**Your objective**
Each record is to be printed again precisely as it reads.

**Data in this exercise**
——
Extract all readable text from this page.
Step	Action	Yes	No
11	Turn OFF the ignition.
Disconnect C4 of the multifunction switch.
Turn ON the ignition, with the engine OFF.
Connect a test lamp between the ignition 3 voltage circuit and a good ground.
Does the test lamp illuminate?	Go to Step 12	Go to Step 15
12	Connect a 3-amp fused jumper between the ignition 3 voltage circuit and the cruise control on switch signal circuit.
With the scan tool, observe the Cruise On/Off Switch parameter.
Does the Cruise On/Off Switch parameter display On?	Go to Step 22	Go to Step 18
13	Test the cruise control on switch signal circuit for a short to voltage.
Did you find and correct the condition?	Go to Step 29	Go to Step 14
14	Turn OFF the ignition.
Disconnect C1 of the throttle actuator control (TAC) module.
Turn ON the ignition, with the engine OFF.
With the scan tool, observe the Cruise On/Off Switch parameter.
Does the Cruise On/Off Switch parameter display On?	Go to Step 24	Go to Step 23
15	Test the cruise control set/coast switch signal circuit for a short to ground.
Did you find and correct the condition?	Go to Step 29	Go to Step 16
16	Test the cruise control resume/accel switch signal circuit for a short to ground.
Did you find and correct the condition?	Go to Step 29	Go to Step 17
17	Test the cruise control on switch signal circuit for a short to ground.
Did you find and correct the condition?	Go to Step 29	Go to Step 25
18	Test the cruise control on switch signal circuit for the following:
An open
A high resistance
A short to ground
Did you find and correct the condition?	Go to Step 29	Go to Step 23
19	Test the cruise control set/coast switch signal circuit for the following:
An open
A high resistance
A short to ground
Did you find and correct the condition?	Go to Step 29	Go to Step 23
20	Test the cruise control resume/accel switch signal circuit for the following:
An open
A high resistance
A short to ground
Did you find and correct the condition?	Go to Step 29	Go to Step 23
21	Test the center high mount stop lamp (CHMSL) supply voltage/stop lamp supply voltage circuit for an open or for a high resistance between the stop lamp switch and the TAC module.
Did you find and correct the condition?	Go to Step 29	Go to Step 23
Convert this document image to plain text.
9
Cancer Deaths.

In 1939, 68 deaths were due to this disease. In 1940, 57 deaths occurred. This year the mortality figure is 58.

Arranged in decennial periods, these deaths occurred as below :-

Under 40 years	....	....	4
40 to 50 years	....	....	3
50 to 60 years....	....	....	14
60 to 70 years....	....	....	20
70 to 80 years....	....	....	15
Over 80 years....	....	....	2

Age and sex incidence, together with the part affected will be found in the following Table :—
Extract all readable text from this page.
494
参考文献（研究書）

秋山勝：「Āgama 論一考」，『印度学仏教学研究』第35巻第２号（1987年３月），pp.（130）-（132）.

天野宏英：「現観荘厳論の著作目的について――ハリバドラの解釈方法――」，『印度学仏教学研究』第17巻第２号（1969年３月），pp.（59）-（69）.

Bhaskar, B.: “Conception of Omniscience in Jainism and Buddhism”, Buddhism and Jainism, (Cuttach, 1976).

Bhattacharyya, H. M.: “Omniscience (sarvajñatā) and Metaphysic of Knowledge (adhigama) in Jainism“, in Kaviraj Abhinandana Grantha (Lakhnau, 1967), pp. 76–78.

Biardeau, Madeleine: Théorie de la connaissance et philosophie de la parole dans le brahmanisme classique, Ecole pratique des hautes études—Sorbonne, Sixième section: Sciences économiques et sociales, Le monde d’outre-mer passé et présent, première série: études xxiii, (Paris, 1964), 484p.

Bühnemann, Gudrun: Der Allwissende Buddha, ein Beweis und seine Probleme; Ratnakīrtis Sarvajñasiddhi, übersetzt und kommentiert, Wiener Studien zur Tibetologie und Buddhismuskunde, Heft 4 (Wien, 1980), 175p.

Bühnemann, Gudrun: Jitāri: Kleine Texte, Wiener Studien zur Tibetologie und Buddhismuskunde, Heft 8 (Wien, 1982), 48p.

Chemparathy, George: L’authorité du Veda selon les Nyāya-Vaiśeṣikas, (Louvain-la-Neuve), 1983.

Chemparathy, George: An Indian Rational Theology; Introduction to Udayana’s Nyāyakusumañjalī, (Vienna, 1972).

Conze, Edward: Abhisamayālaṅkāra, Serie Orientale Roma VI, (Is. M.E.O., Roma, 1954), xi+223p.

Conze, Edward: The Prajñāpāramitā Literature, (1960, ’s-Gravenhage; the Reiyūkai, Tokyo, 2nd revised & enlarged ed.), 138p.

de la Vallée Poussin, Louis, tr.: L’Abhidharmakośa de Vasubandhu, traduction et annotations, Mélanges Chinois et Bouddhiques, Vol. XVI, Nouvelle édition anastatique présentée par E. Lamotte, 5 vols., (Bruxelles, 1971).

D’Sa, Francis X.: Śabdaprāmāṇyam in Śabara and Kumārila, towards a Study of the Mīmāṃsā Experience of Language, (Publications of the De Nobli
——
**Solution**
Extract all readable text from this page.
Step	Action	Yes	No
11	Turn OFF the ignition.
Disconnect C4 of the multifunction switch.
Turn ON the ignition, with the engine OFF.
Connect a test lamp between the ignition 3 voltage circuit and a good ground.
Does the test lamp illuminate?	Go to Step 12	Go to Step 15
12	Connect a 3-amp fused jumper between the ignition 3 voltage circuit and the cruise control on switch signal circuit.
With the scan tool, observe the Cruise On/Off Switch parameter.
Does the Cruise On/Off Switch parameter display On?	Go to Step 22	Go to Step 18
13	Test the cruise control on switch signal circuit for a short to voltage.
Did you find and correct the condition?	Go to Step 29	Go to Step 14
14	Turn OFF the ignition.
Disconnect C1 of the throttle actuator control (TAC) module.
Turn ON the ignition, with the engine OFF.
With the scan tool, observe the Cruise On/Off Switch parameter.
Does the Cruise On/Off Switch parameter display On?	Go to Step 24	Go to Step 23
15	Test the cruise control set/coast switch signal circuit for a short to ground.
Did you find and correct the condition?	Go to Step 29	Go to Step 16
16	Test the cruise control resume/accel switch signal circuit for a short to ground.
Did you find and correct the condition?	Go to Step 29	Go to Step 17
17	Test the cruise control on switch signal circuit for a short to ground.
Did you find and correct the condition?	Go to Step 29	Go to Step 25
18	Test the cruise control on switch signal circuit for the following:
An open
A high resistance
A short to ground
Did you find and correct the condition?	Go to Step 29	Go to Step 23
19	Test the cruise control set/coast switch signal circuit for the following:
An open
A high resistance
A short to ground
Did you find and correct the condition?	Go to Step 29	Go to Step 23
20	Test the cruise control resume/accel switch signal circuit for the following:
An open
A high resistance
A short to ground
Did you find and correct the condition?	Go to Step 29	Go to Step 23
21	Test the center high mount stop lamp (CHMSL) supply voltage/stop lamp supply voltage circuit for an open or for a high resistance between the stop lamp switch and the TAC module.
Did you find and correct the condition?	Go to Step 29	Go to Step 23
Convert this document image to plain text.
9
Cancer Deaths.

In 1939, 68 deaths were due to this disease. In 1940, 57 deaths occurred. This year the mortality figure is 58.

Arranged in decennial periods, these deaths occurred as below :-

Under 40 years	....	....	4
40 to 50 years	....	....	3
50 to 60 years....	....	....	14
60 to 70 years....	....	....	20
70 to 80 years....	....	....	15
Over 80 years....	....	....	2

Age and sex incidence, together with the part affected will be found in the following Table :—
Extract all readable text from this page.
494
参考文献（研究書）

秋山勝：「Āgama 論一考」，『印度学仏教学研究』第35巻第２号（1987年３月），pp.（130）-（132）.

天野宏英：「現観荘厳論の著作目的について――ハリバドラの解釈方法――」，『印度学仏教学研究』第17巻第２号（1969年３月），pp.（59）-（69）.

Bhaskar, B.: “Conception of Omniscience in Jainism and Buddhism”, Buddhism and Jainism, (Cuttach, 1976).

Bhattacharyya, H. M.: “Omniscience (sarvajñatā) and Metaphysic of Knowledge (adhigama) in Jainism“, in Kaviraj Abhinandana Grantha (Lakhnau, 1967), pp. 76–78.

Biardeau, Madeleine: Théorie de la connaissance et philosophie de la parole dans le brahmanisme classique, Ecole pratique des hautes études—Sorbonne, Sixième section: Sciences économiques et sociales, Le monde d’outre-mer passé et présent, première série: études xxiii, (Paris, 1964), 484p.

Bühnemann, Gudrun: Der Allwissende Buddha, ein Beweis und seine Probleme; Ratnakīrtis Sarvajñasiddhi, übersetzt und kommentiert, Wiener Studien zur Tibetologie und Buddhismuskunde, Heft 4 (Wien, 1980), 175p.

Bühnemann, Gudrun: Jitāri: Kleine Texte, Wiener Studien zur Tibetologie und Buddhismuskunde, Heft 8 (Wien, 1982), 48p.

Chemparathy, George: L’authorité du Veda selon les Nyāya-Vaiśeṣikas, (Louvain-la-Neuve), 1983.

Chemparathy, George: An Indian Rational Theology; Introduction to Udayana’s Nyāyakusumañjalī, (Vienna, 1972).

Conze, Edward: Abhisamayālaṅkāra, Serie Orientale Roma VI, (Is. M.E.O., Roma, 1954), xi+223p.

Conze, Edward: The Prajñāpāramitā Literature, (1960, ’s-Gravenhage; the Reiyūkai, Tokyo, 2nd revised & enlarged ed.), 138p.

de la Vallée Poussin, Louis, tr.: L’Abhidharmakośa de Vasubandhu, traduction et annotations, Mélanges Chinois et Bouddhiques, Vol. XVI, Nouvelle édition anastatique présentée par E. Lamotte, 5 vols., (Bruxelles, 1971).

D’Sa, Francis X.: Śabdaprāmāṇyam in Śabara and Kumārila, towards a Study of the Mīmāṃsā Experience of Language, (Publications of the De Nobli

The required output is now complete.